# [GIVEN INFORMATION]

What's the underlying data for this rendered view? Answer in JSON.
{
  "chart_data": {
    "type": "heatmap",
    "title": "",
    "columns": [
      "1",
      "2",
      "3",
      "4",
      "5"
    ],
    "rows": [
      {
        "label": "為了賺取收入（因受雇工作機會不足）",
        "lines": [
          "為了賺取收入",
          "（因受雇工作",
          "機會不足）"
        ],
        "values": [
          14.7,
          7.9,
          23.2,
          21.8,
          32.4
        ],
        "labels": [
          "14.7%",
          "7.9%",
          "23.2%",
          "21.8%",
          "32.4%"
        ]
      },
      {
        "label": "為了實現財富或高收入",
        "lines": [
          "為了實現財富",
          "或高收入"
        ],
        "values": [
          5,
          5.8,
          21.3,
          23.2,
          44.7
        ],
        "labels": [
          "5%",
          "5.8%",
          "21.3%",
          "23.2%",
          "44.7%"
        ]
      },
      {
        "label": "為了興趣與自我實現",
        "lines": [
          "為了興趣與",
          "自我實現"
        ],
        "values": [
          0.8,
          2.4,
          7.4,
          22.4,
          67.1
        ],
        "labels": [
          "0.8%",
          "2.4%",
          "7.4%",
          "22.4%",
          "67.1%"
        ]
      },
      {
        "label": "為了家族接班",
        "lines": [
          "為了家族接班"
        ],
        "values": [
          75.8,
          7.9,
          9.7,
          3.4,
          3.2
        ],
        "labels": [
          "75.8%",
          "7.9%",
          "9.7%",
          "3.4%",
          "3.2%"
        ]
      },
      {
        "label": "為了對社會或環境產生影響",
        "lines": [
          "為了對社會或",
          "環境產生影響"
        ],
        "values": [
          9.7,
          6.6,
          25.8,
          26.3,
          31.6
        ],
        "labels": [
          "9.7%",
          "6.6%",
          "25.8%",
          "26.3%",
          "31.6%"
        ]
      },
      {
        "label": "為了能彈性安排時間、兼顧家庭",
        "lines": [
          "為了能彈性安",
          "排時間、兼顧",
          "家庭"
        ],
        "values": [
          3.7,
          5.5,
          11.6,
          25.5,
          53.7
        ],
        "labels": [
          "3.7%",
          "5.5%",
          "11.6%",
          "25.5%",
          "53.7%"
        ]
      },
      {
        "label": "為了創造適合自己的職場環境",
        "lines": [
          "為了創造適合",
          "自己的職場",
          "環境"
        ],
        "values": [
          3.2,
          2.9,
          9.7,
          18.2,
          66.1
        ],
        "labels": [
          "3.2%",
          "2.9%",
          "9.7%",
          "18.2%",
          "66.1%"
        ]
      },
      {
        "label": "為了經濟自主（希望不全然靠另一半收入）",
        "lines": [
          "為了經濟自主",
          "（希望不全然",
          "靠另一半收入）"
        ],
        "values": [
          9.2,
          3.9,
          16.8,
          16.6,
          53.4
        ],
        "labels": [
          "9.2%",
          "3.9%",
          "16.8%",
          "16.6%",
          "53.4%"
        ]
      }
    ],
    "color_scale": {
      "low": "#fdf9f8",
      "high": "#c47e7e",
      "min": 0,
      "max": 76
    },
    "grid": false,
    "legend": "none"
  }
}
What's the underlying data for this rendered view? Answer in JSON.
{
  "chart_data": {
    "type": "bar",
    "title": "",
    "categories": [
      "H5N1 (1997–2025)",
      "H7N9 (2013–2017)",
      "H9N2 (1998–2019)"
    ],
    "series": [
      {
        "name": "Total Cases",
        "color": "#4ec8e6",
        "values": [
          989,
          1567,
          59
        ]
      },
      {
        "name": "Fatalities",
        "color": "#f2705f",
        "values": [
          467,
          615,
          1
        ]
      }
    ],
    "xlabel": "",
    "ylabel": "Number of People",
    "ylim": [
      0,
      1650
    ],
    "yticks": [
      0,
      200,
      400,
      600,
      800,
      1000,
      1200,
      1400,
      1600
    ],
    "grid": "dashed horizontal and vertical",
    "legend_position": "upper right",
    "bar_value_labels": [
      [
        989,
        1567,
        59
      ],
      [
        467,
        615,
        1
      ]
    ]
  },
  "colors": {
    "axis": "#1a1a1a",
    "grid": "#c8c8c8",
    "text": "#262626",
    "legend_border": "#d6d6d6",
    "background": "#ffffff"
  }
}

# [WHAT IS ASKED]
Copy all the records above exactly, missing none.

# [CORRECT OUTPUT]
What's the underlying data for this rendered view? Answer in JSON.
{
  "chart_data": {
    "type": "heatmap",
    "title": "",
    "columns": [
      "1",
      "2",
      "3",
      "4",
      "5"
    ],
    "rows": [
      {
        "label": "為了賺取收入（因受雇工作機會不足）",
        "lines": [
          "為了賺取收入",
          "（因受雇工作",
          "機會不足）"
        ],
        "values": [
          14.7,
          7.9,
          23.2,
          21.8,
          32.4
        ],
        "labels": [
          "14.7%",
          "7.9%",
          "23.2%",
          "21.8%",
          "32.4%"
        ]
      },
      {
        "label": "為了實現財富或高收入",
        "lines": [
          "為了實現財富",
          "或高收入"
        ],
        "values": [
          5,
          5.8,
          21.3,
          23.2,
          44.7
        ],
        "labels": [
          "5%",
          "5.8%",
          "21.3%",
          "23.2%",
          "44.7%"
        ]
      },
      {
        "label": "為了興趣與自我實現",
        "lines": [
          "為了興趣與",
          "自我實現"
        ],
        "values": [
          0.8,
          2.4,
          7.4,
          22.4,
          67.1
        ],
        "labels": [
          "0.8%",
          "2.4%",
          "7.4%",
          "22.4%",
          "67.1%"
        ]
      },
      {
        "label": "為了家族接班",
        "lines": [
          "為了家族接班"
        ],
        "values": [
          75.8,
          7.9,
          9.7,
          3.4,
          3.2
        ],
        "labels": [
          "75.8%",
          "7.9%",
          "9.7%",
          "3.4%",
          "3.2%"
        ]
      },
      {
        "label": "為了對社會或環境產生影響",
        "lines": [
          "為了對社會或",
          "環境產生影響"
        ],
        "values": [
          9.7,
          6.6,
          25.8,
          26.3,
          31.6
        ],
        "labels": [
          "9.7%",
          "6.6%",
          "25.8%",
          "26.3%",
          "31.6%"
        ]
      },
      {
        "label": "為了能彈性安排時間、兼顧家庭",
        "lines": [
          "為了能彈性安",
          "排時間、兼顧",
          "家庭"
        ],
        "values": [
          3.7,
          5.5,
          11.6,
          25.5,
          53.7
        ],
        "labels": [
          "3.7%",
          "5.5%",
          "11.6%",
          "25.5%",
          "53.7%"
        ]
      },
      {
        "label": "為了創造適合自己的職場環境",
        "lines": [
          "為了創造適合",
          "自己的職場",
          "環境"
        ],
        "values": [
          3.2,
          2.9,
          9.7,
          18.2,
          66.1
        ],
        "labels": [
          "3.2%",
          "2.9%",
          "9.7%",
          "18.2%",
          "66.1%"
        ]
      },
      {
        "label": "為了經濟自主（希望不全然靠另一半收入）",
        "lines": [
          "為了經濟自主",
          "（希望不全然",
          "靠另一半收入）"
        ],
        "values": [
          9.2,
          3.9,
          16.8,
          16.6,
          53.4
        ],
        "labels": [
          "9.2%",
          "3.9%",
          "16.8%",
          "16.6%",
          "53.4%"
        ]
      }
    ],
    "color_scale": {
      "low": "#fdf9f8",
      "high": "#c47e7e",
      "min": 0,
      "max": 76
    },
    "grid": false,
    "legend": "none"
  }
}
What's the underlying data for this rendered view? Answer in JSON.
{
  "chart_data": {
    "type": "bar",
    "title": "",
    "categories": [
      "H5N1 (1997–2025)",
      "H7N9 (2013–2017)",
      "H9N2 (1998–2019)"
    ],
    "series": [
      {
        "name": "Total Cases",
        "color": "#4ec8e6",
        "values": [
          989,
          1567,
          59
        ]
      },
      {
        "name": "Fatalities",
        "color": "#f2705f",
        "values": [
          467,
          615,
          1
        ]
      }
    ],
    "xlabel": "",
    "ylabel": "Number of People",
    "ylim": [
      0,
      1650
    ],
    "yticks": [
      0,
      200,
      400,
      600,
      800,
      1000,
      1200,
      1400,
      1600
    ],
    "grid": "dashed horizontal and vertical",
    "legend_position": "upper right",
    "bar_value_labels": [
      [
        989,
        1567,
        59
      ],
      [
        467,
        615,
        1
      ]
    ]
  },
  "colors": {
    "axis": "#1a1a1a",
    "grid": "#c8c8c8",
    "text": "#262626",
    "legend_border": "#d6d6d6",
    "background": "#ffffff"
  }
}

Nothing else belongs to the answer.